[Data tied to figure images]
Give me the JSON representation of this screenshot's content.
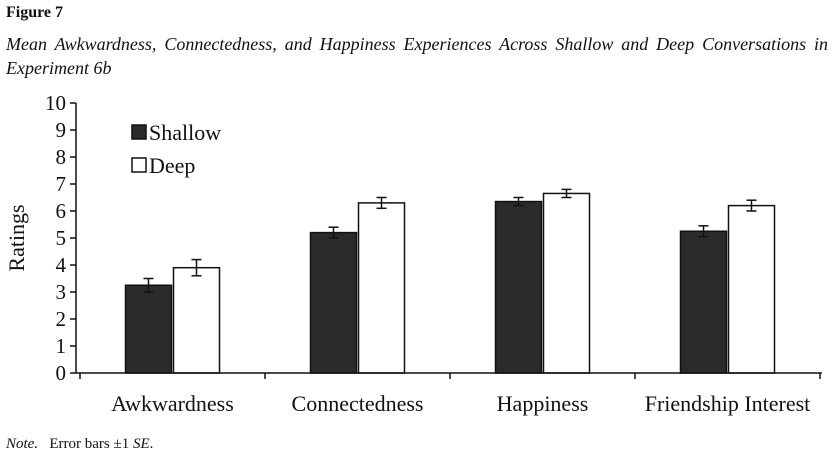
{
  "figure_label": "Figure 7",
  "figure_title": "Mean Awkwardness, Connectedness, and Happiness Experiences Across Shallow and Deep Conversations in Experiment 6b",
  "note": {
    "label": "Note.",
    "text_before": "Error bars ±1 ",
    "italic": "SE",
    "text_after": "."
  },
  "colors": {
    "shallow": "#2b2b2b",
    "deep": "#ffffff",
    "axis": "#111111"
  },
  "chart_data": {
    "type": "bar",
    "title": "",
    "xlabel": "",
    "ylabel": "Ratings",
    "ylim": [
      0,
      10
    ],
    "yticks": [
      0,
      1,
      2,
      3,
      4,
      5,
      6,
      7,
      8,
      9,
      10
    ],
    "categories": [
      "Awkwardness",
      "Connectedness",
      "Happiness",
      "Friendship Interest"
    ],
    "series": [
      {
        "name": "Shallow",
        "values": [
          3.25,
          5.2,
          6.35,
          5.25
        ],
        "error": [
          0.25,
          0.2,
          0.15,
          0.2
        ]
      },
      {
        "name": "Deep",
        "values": [
          3.9,
          6.3,
          6.65,
          6.2
        ],
        "error": [
          0.3,
          0.2,
          0.15,
          0.2
        ]
      }
    ],
    "legend_position": "top-left",
    "grid": false
  }
}
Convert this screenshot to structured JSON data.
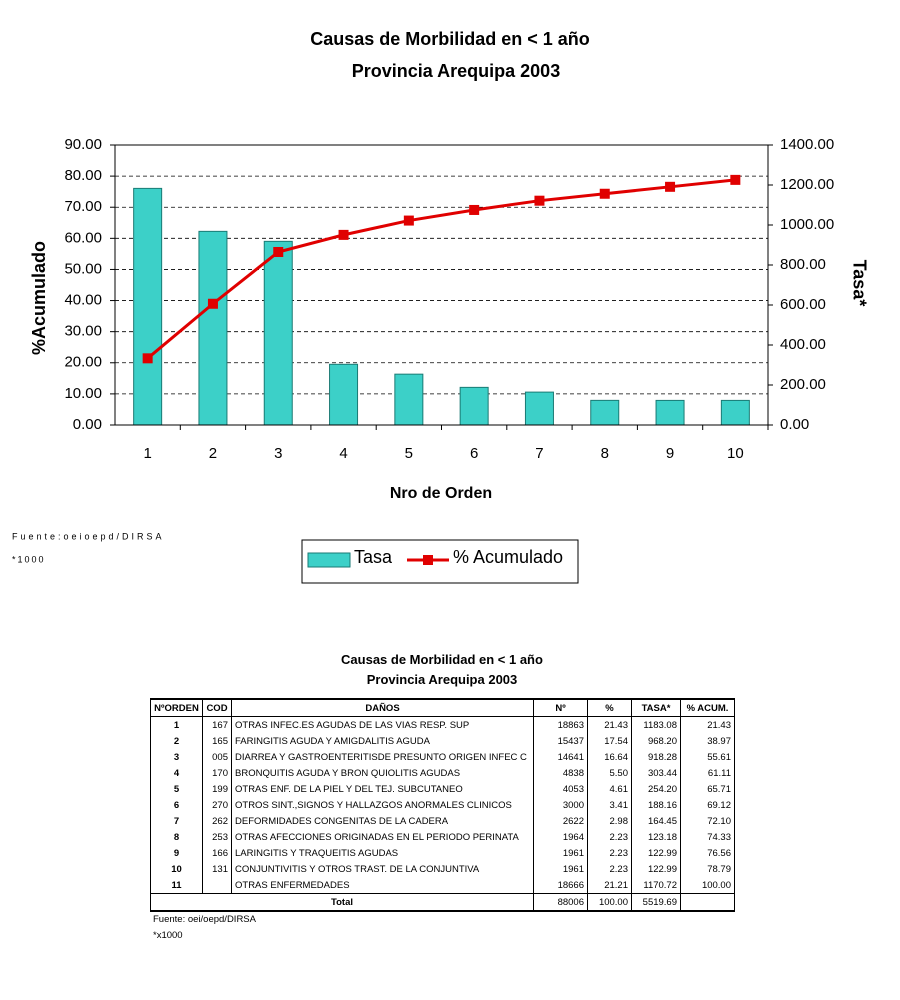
{
  "chart_data": {
    "type": "bar_line",
    "title": "Causas de Morbilidad en < 1 año",
    "subtitle": "Provincia Arequipa 2003",
    "xlabel": "Nro de Orden",
    "ylabel": "%Acumulado",
    "y2label": "Tasa*",
    "notes": [
      "Fuente:oeioepd/DIRSA",
      "*1000"
    ],
    "categories": [
      "1",
      "2",
      "3",
      "4",
      "5",
      "6",
      "7",
      "8",
      "9",
      "10"
    ],
    "series": [
      {
        "name": "Tasa",
        "kind": "bar",
        "axis": "y2",
        "color": "#3cd0c8",
        "values": [
          1183.08,
          968.2,
          918.28,
          303.44,
          254.2,
          188.16,
          164.45,
          123.18,
          122.99,
          122.99
        ]
      },
      {
        "name": "% Acumulado",
        "kind": "line",
        "axis": "y",
        "color": "#e00000",
        "values": [
          21.43,
          38.97,
          55.61,
          61.11,
          65.71,
          69.12,
          72.1,
          74.33,
          76.56,
          78.79
        ]
      }
    ],
    "ylim": [
      0,
      90
    ],
    "yticks": [
      {
        "value": 0,
        "label": "0.00"
      },
      {
        "value": 10,
        "label": "10.00"
      },
      {
        "value": 20,
        "label": "20.00"
      },
      {
        "value": 30,
        "label": "30.00"
      },
      {
        "value": 40,
        "label": "40.00"
      },
      {
        "value": 50,
        "label": "50.00"
      },
      {
        "value": 60,
        "label": "60.00"
      },
      {
        "value": 70,
        "label": "70.00"
      },
      {
        "value": 80,
        "label": "80.00"
      },
      {
        "value": 90,
        "label": "90.00"
      }
    ],
    "y2lim": [
      0,
      1400
    ],
    "y2ticks": [
      {
        "value": 0,
        "label": "0.00"
      },
      {
        "value": 200,
        "label": "200.00"
      },
      {
        "value": 400,
        "label": "400.00"
      },
      {
        "value": 600,
        "label": "600.00"
      },
      {
        "value": 800,
        "label": "800.00"
      },
      {
        "value": 1000,
        "label": "1000.00"
      },
      {
        "value": 1200,
        "label": "1200.00"
      },
      {
        "value": 1400,
        "label": "1400.00"
      }
    ],
    "grid": true,
    "legend": "bottom"
  },
  "table": {
    "title": "Causas de Morbilidad en < 1 año",
    "subtitle": "Provincia Arequipa 2003",
    "header": [
      "NºORDEN",
      "COD",
      "DAÑOS",
      "Nº",
      "%",
      "TASA*",
      "% ACUM."
    ],
    "rows": [
      [
        "1",
        "167",
        "OTRAS INFEC.ES AGUDAS DE LAS VIAS RESP. SUP",
        "18863",
        "21.43",
        "1183.08",
        "21.43"
      ],
      [
        "2",
        "165",
        "FARINGITIS AGUDA Y AMIGDALITIS AGUDA",
        "15437",
        "17.54",
        "968.20",
        "38.97"
      ],
      [
        "3",
        "005",
        "DIARREA Y GASTROENTERITISDE PRESUNTO ORIGEN INFEC C",
        "14641",
        "16.64",
        "918.28",
        "55.61"
      ],
      [
        "4",
        "170",
        "BRONQUITIS AGUDA Y BRON  QUIOLITIS AGUDAS",
        "4838",
        "5.50",
        "303.44",
        "61.11"
      ],
      [
        "5",
        "199",
        "OTRAS ENF. DE LA PIEL Y  DEL TEJ. SUBCUTANEO",
        "4053",
        "4.61",
        "254.20",
        "65.71"
      ],
      [
        "6",
        "270",
        "OTROS SINT.,SIGNOS Y HALLAZGOS ANORMALES CLINICOS",
        "3000",
        "3.41",
        "188.16",
        "69.12"
      ],
      [
        "7",
        "262",
        "DEFORMIDADES CONGENITAS DE LA CADERA",
        "2622",
        "2.98",
        "164.45",
        "72.10"
      ],
      [
        "8",
        "253",
        "OTRAS AFECCIONES ORIGINADAS EN EL PERIODO PERINATA",
        "1964",
        "2.23",
        "123.18",
        "74.33"
      ],
      [
        "9",
        "166",
        "LARINGITIS Y TRAQUEITIS AGUDAS",
        "1961",
        "2.23",
        "122.99",
        "76.56"
      ],
      [
        "10",
        "131",
        "CONJUNTIVITIS Y OTROS TRAST. DE LA CONJUNTIVA",
        "1961",
        "2.23",
        "122.99",
        "78.79"
      ],
      [
        "11",
        null,
        "OTRAS ENFERMEDADES",
        "18666",
        "21.21",
        "1170.72",
        "100.00"
      ]
    ],
    "total": [
      "Total",
      "88006",
      "100.00",
      "5519.69"
    ],
    "notes": [
      "Fuente: oei/oepd/DIRSA",
      "*x1000"
    ]
  }
}
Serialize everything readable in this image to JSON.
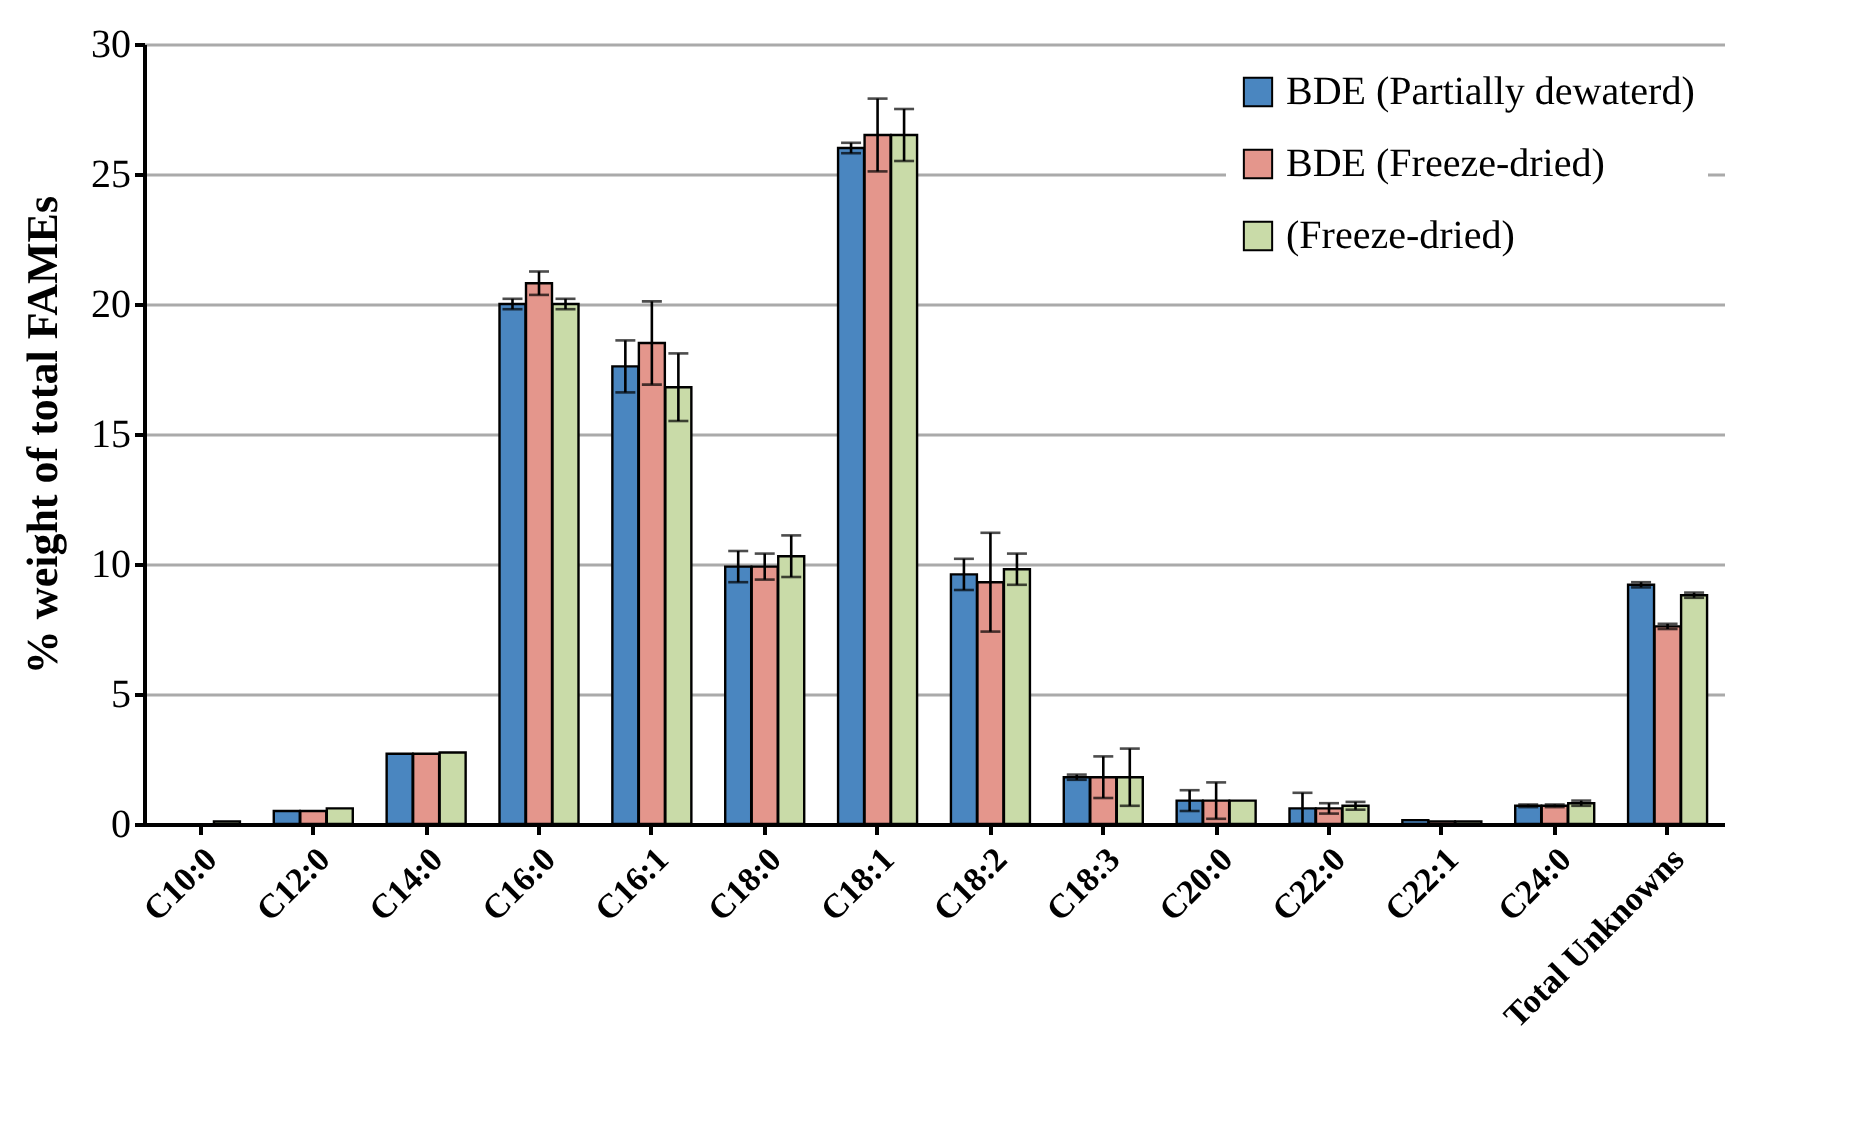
{
  "chart_data": {
    "type": "bar",
    "ylabel": "% weight of total FAMEs",
    "categories": [
      "C10:0",
      "C12:0",
      "C14:0",
      "C16:0",
      "C16:1",
      "C18:0",
      "C18:1",
      "C18:2",
      "C18:3",
      "C20:0",
      "C22:0",
      "C22:1",
      "C24:0",
      "Total Unknowns"
    ],
    "series": [
      {
        "name": "BDE (Partially dewaterd)",
        "color": "#4a86c0",
        "values": [
          null,
          0.5,
          2.7,
          20.0,
          17.6,
          9.9,
          26.0,
          9.6,
          1.8,
          0.9,
          0.6,
          0.15,
          0.7,
          9.2
        ],
        "errors": [
          null,
          null,
          null,
          0.2,
          1.0,
          0.6,
          0.2,
          0.6,
          0.1,
          0.4,
          0.6,
          null,
          0.05,
          0.1
        ]
      },
      {
        "name": "BDE (Freeze-dried)",
        "color": "#e4968c",
        "values": [
          null,
          0.5,
          2.7,
          20.8,
          18.5,
          9.9,
          26.5,
          9.3,
          1.8,
          0.9,
          0.6,
          0.1,
          0.7,
          7.6
        ],
        "errors": [
          null,
          null,
          null,
          0.45,
          1.6,
          0.5,
          1.4,
          1.9,
          0.8,
          0.7,
          0.2,
          null,
          0.05,
          0.1
        ]
      },
      {
        "name": "(Freeze-dried)",
        "color": "#c9dba8",
        "values": [
          0.1,
          0.6,
          2.75,
          20.0,
          16.8,
          10.3,
          26.5,
          9.8,
          1.8,
          0.9,
          0.7,
          0.1,
          0.8,
          8.8
        ],
        "errors": [
          null,
          null,
          null,
          0.2,
          1.3,
          0.8,
          1.0,
          0.6,
          1.1,
          null,
          0.15,
          null,
          0.1,
          0.1
        ]
      }
    ],
    "ylim": [
      0,
      30
    ],
    "yticks": [
      0,
      5,
      10,
      15,
      20,
      25,
      30
    ],
    "grid": "y",
    "legend": "top right"
  }
}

> **WORK REQUIRED**
Check each line of the entries for the string "Freeze". Copy the lines that have it.

> **FINISHED TASK**
        "name": "BDE (Freeze-dried)",
        "name": "(Freeze-dried)",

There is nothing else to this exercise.